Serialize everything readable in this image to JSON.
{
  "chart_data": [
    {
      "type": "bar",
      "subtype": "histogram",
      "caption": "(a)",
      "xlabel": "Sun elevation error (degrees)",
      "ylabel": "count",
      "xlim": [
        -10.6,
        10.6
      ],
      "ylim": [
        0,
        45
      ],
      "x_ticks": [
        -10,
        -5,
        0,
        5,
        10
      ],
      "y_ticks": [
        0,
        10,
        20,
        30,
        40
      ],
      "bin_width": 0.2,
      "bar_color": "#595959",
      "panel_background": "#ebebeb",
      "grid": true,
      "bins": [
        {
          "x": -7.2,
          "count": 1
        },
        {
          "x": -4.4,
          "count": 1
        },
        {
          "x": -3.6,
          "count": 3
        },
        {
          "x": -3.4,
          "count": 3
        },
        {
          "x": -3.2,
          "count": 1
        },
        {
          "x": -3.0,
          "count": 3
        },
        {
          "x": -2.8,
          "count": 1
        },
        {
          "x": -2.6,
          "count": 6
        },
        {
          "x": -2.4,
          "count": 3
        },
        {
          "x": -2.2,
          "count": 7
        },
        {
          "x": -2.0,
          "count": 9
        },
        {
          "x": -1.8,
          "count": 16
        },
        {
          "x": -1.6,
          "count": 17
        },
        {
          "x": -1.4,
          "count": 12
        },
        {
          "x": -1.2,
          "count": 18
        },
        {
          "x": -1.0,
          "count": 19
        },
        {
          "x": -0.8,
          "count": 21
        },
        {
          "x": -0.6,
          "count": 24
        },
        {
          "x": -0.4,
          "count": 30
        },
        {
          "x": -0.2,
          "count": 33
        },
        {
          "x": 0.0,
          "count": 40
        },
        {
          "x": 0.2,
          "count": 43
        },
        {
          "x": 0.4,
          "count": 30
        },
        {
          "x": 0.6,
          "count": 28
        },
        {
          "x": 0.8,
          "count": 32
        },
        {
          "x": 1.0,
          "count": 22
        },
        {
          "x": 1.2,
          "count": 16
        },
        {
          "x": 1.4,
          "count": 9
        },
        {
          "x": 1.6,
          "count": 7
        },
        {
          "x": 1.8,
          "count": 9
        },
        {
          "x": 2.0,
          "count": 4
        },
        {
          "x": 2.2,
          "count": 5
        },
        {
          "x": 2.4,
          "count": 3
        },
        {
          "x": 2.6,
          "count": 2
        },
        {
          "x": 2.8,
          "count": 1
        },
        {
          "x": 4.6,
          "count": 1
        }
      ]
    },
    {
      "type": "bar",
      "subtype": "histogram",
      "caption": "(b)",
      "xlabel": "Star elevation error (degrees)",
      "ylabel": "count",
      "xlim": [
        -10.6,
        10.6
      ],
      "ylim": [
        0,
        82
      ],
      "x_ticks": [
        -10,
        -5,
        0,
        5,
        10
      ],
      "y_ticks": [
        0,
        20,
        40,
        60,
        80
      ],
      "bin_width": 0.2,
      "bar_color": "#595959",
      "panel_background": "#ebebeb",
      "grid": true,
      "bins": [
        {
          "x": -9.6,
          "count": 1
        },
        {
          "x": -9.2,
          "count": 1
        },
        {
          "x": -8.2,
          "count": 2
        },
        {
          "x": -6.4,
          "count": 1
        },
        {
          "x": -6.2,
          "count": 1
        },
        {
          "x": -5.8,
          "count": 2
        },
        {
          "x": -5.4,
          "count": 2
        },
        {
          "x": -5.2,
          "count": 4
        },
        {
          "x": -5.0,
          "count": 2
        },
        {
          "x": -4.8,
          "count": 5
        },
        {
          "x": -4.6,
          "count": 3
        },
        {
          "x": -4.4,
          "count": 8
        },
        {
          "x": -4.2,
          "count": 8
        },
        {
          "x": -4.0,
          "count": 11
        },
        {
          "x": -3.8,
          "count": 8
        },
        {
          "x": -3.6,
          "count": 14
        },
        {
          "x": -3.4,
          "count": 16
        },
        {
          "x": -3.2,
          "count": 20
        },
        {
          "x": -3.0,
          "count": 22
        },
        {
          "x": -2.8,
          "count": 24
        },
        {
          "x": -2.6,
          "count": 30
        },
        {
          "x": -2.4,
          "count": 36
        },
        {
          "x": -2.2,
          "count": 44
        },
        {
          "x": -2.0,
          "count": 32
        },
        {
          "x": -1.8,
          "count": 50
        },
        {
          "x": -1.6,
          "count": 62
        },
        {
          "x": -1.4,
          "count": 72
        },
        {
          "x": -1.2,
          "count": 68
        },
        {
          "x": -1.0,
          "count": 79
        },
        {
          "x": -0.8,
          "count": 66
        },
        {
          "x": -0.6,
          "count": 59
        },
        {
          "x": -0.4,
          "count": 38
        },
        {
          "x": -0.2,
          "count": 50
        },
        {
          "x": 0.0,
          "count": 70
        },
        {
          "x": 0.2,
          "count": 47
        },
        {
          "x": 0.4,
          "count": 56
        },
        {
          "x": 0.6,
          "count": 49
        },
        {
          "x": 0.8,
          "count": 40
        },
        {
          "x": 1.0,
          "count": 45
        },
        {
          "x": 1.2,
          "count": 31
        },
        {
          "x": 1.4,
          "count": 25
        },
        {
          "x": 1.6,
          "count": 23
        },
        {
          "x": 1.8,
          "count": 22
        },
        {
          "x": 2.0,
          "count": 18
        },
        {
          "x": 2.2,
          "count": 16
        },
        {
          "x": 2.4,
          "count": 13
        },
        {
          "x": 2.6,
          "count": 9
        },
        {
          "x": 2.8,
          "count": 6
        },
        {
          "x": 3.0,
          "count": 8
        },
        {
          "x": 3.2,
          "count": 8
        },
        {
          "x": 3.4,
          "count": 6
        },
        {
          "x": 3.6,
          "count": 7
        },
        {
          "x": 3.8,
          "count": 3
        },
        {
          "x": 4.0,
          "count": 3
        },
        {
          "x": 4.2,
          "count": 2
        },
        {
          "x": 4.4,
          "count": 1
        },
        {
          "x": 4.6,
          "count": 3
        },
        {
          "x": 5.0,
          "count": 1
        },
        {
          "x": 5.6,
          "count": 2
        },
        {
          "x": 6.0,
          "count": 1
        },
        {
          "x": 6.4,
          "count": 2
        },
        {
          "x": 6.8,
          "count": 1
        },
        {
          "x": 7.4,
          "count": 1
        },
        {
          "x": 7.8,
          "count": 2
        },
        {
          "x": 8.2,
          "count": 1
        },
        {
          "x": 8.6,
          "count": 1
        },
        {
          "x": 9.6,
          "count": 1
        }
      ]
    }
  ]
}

--------------------

* _WHAT IS EXPECTED_
Above are the records; retype them all without a single difference.

* _FULL ANSWER_
Serialize everything readable in this image to JSON.
{
  "chart_data": [
    {
      "type": "bar",
      "subtype": "histogram",
      "caption": "(a)",
      "xlabel": "Sun elevation error (degrees)",
      "ylabel": "count",
      "xlim": [
        -10.6,
        10.6
      ],
      "ylim": [
        0,
        45
      ],
      "x_ticks": [
        -10,
        -5,
        0,
        5,
        10
      ],
      "y_ticks": [
        0,
        10,
        20,
        30,
        40
      ],
      "bin_width": 0.2,
      "bar_color": "#595959",
      "panel_background": "#ebebeb",
      "grid": true,
      "bins": [
        {
          "x": -7.2,
          "count": 1
        },
        {
          "x": -4.4,
          "count": 1
        },
        {
          "x": -3.6,
          "count": 3
        },
        {
          "x": -3.4,
          "count": 3
        },
        {
          "x": -3.2,
          "count": 1
        },
        {
          "x": -3.0,
          "count": 3
        },
        {
          "x": -2.8,
          "count": 1
        },
        {
          "x": -2.6,
          "count": 6
        },
        {
          "x": -2.4,
          "count": 3
        },
        {
          "x": -2.2,
          "count": 7
        },
        {
          "x": -2.0,
          "count": 9
        },
        {
          "x": -1.8,
          "count": 16
        },
        {
          "x": -1.6,
          "count": 17
        },
        {
          "x": -1.4,
          "count": 12
        },
        {
          "x": -1.2,
          "count": 18
        },
        {
          "x": -1.0,
          "count": 19
        },
        {
          "x": -0.8,
          "count": 21
        },
        {
          "x": -0.6,
          "count": 24
        },
        {
          "x": -0.4,
          "count": 30
        },
        {
          "x": -0.2,
          "count": 33
        },
        {
          "x": 0.0,
          "count": 40
        },
        {
          "x": 0.2,
          "count": 43
        },
        {
          "x": 0.4,
          "count": 30
        },
        {
          "x": 0.6,
          "count": 28
        },
        {
          "x": 0.8,
          "count": 32
        },
        {
          "x": 1.0,
          "count": 22
        },
        {
          "x": 1.2,
          "count": 16
        },
        {
          "x": 1.4,
          "count": 9
        },
        {
          "x": 1.6,
          "count": 7
        },
        {
          "x": 1.8,
          "count": 9
        },
        {
          "x": 2.0,
          "count": 4
        },
        {
          "x": 2.2,
          "count": 5
        },
        {
          "x": 2.4,
          "count": 3
        },
        {
          "x": 2.6,
          "count": 2
        },
        {
          "x": 2.8,
          "count": 1
        },
        {
          "x": 4.6,
          "count": 1
        }
      ]
    },
    {
      "type": "bar",
      "subtype": "histogram",
      "caption": "(b)",
      "xlabel": "Star elevation error (degrees)",
      "ylabel": "count",
      "xlim": [
        -10.6,
        10.6
      ],
      "ylim": [
        0,
        82
      ],
      "x_ticks": [
        -10,
        -5,
        0,
        5,
        10
      ],
      "y_ticks": [
        0,
        20,
        40,
        60,
        80
      ],
      "bin_width": 0.2,
      "bar_color": "#595959",
      "panel_background": "#ebebeb",
      "grid": true,
      "bins": [
        {
          "x": -9.6,
          "count": 1
        },
        {
          "x": -9.2,
          "count": 1
        },
        {
          "x": -8.2,
          "count": 2
        },
        {
          "x": -6.4,
          "count": 1
        },
        {
          "x": -6.2,
          "count": 1
        },
        {
          "x": -5.8,
          "count": 2
        },
        {
          "x": -5.4,
          "count": 2
        },
        {
          "x": -5.2,
          "count": 4
        },
        {
          "x": -5.0,
          "count": 2
        },
        {
          "x": -4.8,
          "count": 5
        },
        {
          "x": -4.6,
          "count": 3
        },
        {
          "x": -4.4,
          "count": 8
        },
        {
          "x": -4.2,
          "count": 8
        },
        {
          "x": -4.0,
          "count": 11
        },
        {
          "x": -3.8,
          "count": 8
        },
        {
          "x": -3.6,
          "count": 14
        },
        {
          "x": -3.4,
          "count": 16
        },
        {
          "x": -3.2,
          "count": 20
        },
        {
          "x": -3.0,
          "count": 22
        },
        {
          "x": -2.8,
          "count": 24
        },
        {
          "x": -2.6,
          "count": 30
        },
        {
          "x": -2.4,
          "count": 36
        },
        {
          "x": -2.2,
          "count": 44
        },
        {
          "x": -2.0,
          "count": 32
        },
        {
          "x": -1.8,
          "count": 50
        },
        {
          "x": -1.6,
          "count": 62
        },
        {
          "x": -1.4,
          "count": 72
        },
        {
          "x": -1.2,
          "count": 68
        },
        {
          "x": -1.0,
          "count": 79
        },
        {
          "x": -0.8,
          "count": 66
        },
        {
          "x": -0.6,
          "count": 59
        },
        {
          "x": -0.4,
          "count": 38
        },
        {
          "x": -0.2,
          "count": 50
        },
        {
          "x": 0.0,
          "count": 70
        },
        {
          "x": 0.2,
          "count": 47
        },
        {
          "x": 0.4,
          "count": 56
        },
        {
          "x": 0.6,
          "count": 49
        },
        {
          "x": 0.8,
          "count": 40
        },
        {
          "x": 1.0,
          "count": 45
        },
        {
          "x": 1.2,
          "count": 31
        },
        {
          "x": 1.4,
          "count": 25
        },
        {
          "x": 1.6,
          "count": 23
        },
        {
          "x": 1.8,
          "count": 22
        },
        {
          "x": 2.0,
          "count": 18
        },
        {
          "x": 2.2,
          "count": 16
        },
        {
          "x": 2.4,
          "count": 13
        },
        {
          "x": 2.6,
          "count": 9
        },
        {
          "x": 2.8,
          "count": 6
        },
        {
          "x": 3.0,
          "count": 8
        },
        {
          "x": 3.2,
          "count": 8
        },
        {
          "x": 3.4,
          "count": 6
        },
        {
          "x": 3.6,
          "count": 7
        },
        {
          "x": 3.8,
          "count": 3
        },
        {
          "x": 4.0,
          "count": 3
        },
        {
          "x": 4.2,
          "count": 2
        },
        {
          "x": 4.4,
          "count": 1
        },
        {
          "x": 4.6,
          "count": 3
        },
        {
          "x": 5.0,
          "count": 1
        },
        {
          "x": 5.6,
          "count": 2
        },
        {
          "x": 6.0,
          "count": 1
        },
        {
          "x": 6.4,
          "count": 2
        },
        {
          "x": 6.8,
          "count": 1
        },
        {
          "x": 7.4,
          "count": 1
        },
        {
          "x": 7.8,
          "count": 2
        },
        {
          "x": 8.2,
          "count": 1
        },
        {
          "x": 8.6,
          "count": 1
        },
        {
          "x": 9.6,
          "count": 1
        }
      ]
    }
  ]
}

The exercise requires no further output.